### TASK TO CARRY OUT
Of all the lines in the material, how many include the word "중복확인"? Give only the number.

— START —

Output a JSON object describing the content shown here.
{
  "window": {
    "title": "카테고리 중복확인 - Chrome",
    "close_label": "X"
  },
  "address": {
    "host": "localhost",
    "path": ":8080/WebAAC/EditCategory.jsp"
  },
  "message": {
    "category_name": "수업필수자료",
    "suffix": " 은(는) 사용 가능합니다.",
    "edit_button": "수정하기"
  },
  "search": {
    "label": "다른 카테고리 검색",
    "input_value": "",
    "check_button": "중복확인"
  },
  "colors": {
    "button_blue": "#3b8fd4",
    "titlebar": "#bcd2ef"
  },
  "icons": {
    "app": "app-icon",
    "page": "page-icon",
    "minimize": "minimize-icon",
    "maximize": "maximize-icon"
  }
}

— END —

### EXERCISE RESULT
2